▸ DIRECTIVE:
Output the lines that follow exactly as they are.

▸ RECORDS FOR THIS TASK:

· · ·

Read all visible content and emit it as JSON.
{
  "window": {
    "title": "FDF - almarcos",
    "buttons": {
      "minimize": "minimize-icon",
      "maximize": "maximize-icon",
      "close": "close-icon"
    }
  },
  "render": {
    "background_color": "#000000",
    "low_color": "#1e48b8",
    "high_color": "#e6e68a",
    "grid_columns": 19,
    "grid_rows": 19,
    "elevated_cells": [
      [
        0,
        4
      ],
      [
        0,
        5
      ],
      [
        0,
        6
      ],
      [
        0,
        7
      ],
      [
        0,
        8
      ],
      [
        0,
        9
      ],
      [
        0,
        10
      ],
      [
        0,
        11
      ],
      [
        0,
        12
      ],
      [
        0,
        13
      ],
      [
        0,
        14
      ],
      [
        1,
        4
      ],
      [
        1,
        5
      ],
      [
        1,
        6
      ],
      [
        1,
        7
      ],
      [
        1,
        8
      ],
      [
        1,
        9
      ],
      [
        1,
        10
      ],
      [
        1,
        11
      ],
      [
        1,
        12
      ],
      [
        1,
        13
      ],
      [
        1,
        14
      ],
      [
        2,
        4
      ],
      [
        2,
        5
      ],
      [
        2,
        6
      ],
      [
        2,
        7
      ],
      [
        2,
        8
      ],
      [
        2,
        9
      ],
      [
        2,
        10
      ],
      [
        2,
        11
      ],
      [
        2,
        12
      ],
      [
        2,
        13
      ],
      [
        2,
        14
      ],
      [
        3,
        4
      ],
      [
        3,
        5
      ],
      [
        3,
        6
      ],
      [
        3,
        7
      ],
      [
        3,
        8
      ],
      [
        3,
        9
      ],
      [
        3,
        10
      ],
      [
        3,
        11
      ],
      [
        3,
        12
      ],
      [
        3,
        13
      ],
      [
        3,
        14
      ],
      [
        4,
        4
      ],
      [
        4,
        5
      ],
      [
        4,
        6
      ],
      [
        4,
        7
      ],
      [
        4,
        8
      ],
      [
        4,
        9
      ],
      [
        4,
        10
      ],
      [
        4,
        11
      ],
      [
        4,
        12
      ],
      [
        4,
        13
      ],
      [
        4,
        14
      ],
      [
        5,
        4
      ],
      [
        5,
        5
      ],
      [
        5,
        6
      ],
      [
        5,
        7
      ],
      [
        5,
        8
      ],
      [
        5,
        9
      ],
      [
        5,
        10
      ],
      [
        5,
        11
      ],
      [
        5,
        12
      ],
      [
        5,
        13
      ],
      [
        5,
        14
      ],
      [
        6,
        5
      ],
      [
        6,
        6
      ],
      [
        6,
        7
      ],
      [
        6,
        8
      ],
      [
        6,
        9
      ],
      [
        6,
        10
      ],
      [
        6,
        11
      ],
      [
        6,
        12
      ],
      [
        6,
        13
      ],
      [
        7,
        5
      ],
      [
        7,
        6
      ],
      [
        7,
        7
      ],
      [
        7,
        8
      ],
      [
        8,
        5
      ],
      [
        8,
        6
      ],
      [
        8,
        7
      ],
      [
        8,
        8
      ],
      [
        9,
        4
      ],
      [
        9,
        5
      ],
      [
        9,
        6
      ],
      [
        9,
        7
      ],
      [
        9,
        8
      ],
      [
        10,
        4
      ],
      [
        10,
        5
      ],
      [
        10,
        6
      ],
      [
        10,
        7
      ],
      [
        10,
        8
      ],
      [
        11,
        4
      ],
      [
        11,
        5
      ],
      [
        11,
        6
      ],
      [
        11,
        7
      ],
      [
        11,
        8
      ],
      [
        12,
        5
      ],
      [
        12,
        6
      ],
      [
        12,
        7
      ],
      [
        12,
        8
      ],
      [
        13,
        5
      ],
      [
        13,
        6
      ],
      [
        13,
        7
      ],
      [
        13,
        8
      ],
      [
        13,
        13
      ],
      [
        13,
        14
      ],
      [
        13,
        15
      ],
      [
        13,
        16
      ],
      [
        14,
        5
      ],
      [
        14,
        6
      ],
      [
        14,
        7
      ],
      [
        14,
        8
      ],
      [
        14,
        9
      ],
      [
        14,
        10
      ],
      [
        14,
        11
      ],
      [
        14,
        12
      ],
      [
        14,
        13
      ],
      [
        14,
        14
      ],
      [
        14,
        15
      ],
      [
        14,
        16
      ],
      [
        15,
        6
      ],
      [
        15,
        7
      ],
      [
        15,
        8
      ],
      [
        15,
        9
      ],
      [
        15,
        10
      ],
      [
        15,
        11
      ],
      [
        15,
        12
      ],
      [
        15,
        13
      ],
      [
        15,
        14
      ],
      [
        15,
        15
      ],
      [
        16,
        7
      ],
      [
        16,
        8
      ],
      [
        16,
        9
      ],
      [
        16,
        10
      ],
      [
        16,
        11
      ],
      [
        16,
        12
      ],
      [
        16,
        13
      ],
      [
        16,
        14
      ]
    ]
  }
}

· · ·

▸ COMPLETE RESPONSE:
Read all visible content and emit it as JSON.
{
  "window": {
    "title": "FDF - almarcos",
    "buttons": {
      "minimize": "minimize-icon",
      "maximize": "maximize-icon",
      "close": "close-icon"
    }
  },
  "render": {
    "background_color": "#000000",
    "low_color": "#1e48b8",
    "high_color": "#e6e68a",
    "grid_columns": 19,
    "grid_rows": 19,
    "elevated_cells": [
      [
        0,
        4
      ],
      [
        0,
        5
      ],
      [
        0,
        6
      ],
      [
        0,
        7
      ],
      [
        0,
        8
      ],
      [
        0,
        9
      ],
      [
        0,
        10
      ],
      [
        0,
        11
      ],
      [
        0,
        12
      ],
      [
        0,
        13
      ],
      [
        0,
        14
      ],
      [
        1,
        4
      ],
      [
        1,
        5
      ],
      [
        1,
        6
      ],
      [
        1,
        7
      ],
      [
        1,
        8
      ],
      [
        1,
        9
      ],
      [
        1,
        10
      ],
      [
        1,
        11
      ],
      [
        1,
        12
      ],
      [
        1,
        13
      ],
      [
        1,
        14
      ],
      [
        2,
        4
      ],
      [
        2,
        5
      ],
      [
        2,
        6
      ],
      [
        2,
        7
      ],
      [
        2,
        8
      ],
      [
        2,
        9
      ],
      [
        2,
        10
      ],
      [
        2,
        11
      ],
      [
        2,
        12
      ],
      [
        2,
        13
      ],
      [
        2,
        14
      ],
      [
        3,
        4
      ],
      [
        3,
        5
      ],
      [
        3,
        6
      ],
      [
        3,
        7
      ],
      [
        3,
        8
      ],
      [
        3,
        9
      ],
      [
        3,
        10
      ],
      [
        3,
        11
      ],
      [
        3,
        12
      ],
      [
        3,
        13
      ],
      [
        3,
        14
      ],
      [
        4,
        4
      ],
      [
        4,
        5
      ],
      [
        4,
        6
      ],
      [
        4,
        7
      ],
      [
        4,
        8
      ],
      [
        4,
        9
      ],
      [
        4,
        10
      ],
      [
        4,
        11
      ],
      [
        4,
        12
      ],
      [
        4,
        13
      ],
      [
        4,
        14
      ],
      [
        5,
        4
      ],
      [
        5,
        5
      ],
      [
        5,
        6
      ],
      [
        5,
        7
      ],
      [
        5,
        8
      ],
      [
        5,
        9
      ],
      [
        5,
        10
      ],
      [
        5,
        11
      ],
      [
        5,
        12
      ],
      [
        5,
        13
      ],
      [
        5,
        14
      ],
      [
        6,
        5
      ],
      [
        6,
        6
      ],
      [
        6,
        7
      ],
      [
        6,
        8
      ],
      [
        6,
        9
      ],
      [
        6,
        10
      ],
      [
        6,
        11
      ],
      [
        6,
        12
      ],
      [
        6,
        13
      ],
      [
        7,
        5
      ],
      [
        7,
        6
      ],
      [
        7,
        7
      ],
      [
        7,
        8
      ],
      [
        8,
        5
      ],
      [
        8,
        6
      ],
      [
        8,
        7
      ],
      [
        8,
        8
      ],
      [
        9,
        4
      ],
      [
        9,
        5
      ],
      [
        9,
        6
      ],
      [
        9,
        7
      ],
      [
        9,
        8
      ],
      [
        10,
        4
      ],
      [
        10,
        5
      ],
      [
        10,
        6
      ],
      [
        10,
        7
      ],
      [
        10,
        8
      ],
      [
        11,
        4
      ],
      [
        11,
        5
      ],
      [
        11,
        6
      ],
      [
        11,
        7
      ],
      [
        11,
        8
      ],
      [
        12,
        5
      ],
      [
        12,
        6
      ],
      [
        12,
        7
      ],
      [
        12,
        8
      ],
      [
        13,
        5
      ],
      [
        13,
        6
      ],
      [
        13,
        7
      ],
      [
        13,
        8
      ],
      [
        13,
        13
      ],
      [
        13,
        14
      ],
      [
        13,
        15
      ],
      [
        13,
        16
      ],
      [
        14,
        5
      ],
      [
        14,
        6
      ],
      [
        14,
        7
      ],
      [
        14,
        8
      ],
      [
        14,
        9
      ],
      [
        14,
        10
      ],
      [
        14,
        11
      ],
      [
        14,
        12
      ],
      [
        14,
        13
      ],
      [
        14,
        14
      ],
      [
        14,
        15
      ],
      [
        14,
        16
      ],
      [
        15,
        6
      ],
      [
        15,
        7
      ],
      [
        15,
        8
      ],
      [
        15,
        9
      ],
      [
        15,
        10
      ],
      [
        15,
        11
      ],
      [
        15,
        12
      ],
      [
        15,
        13
      ],
      [
        15,
        14
      ],
      [
        15,
        15
      ],
      [
        16,
        7
      ],
      [
        16,
        8
      ],
      [
        16,
        9
      ],
      [
        16,
        10
      ],
      [
        16,
        11
      ],
      [
        16,
        12
      ],
      [
        16,
        13
      ],
      [
        16,
        14
      ]
    ]
  }
}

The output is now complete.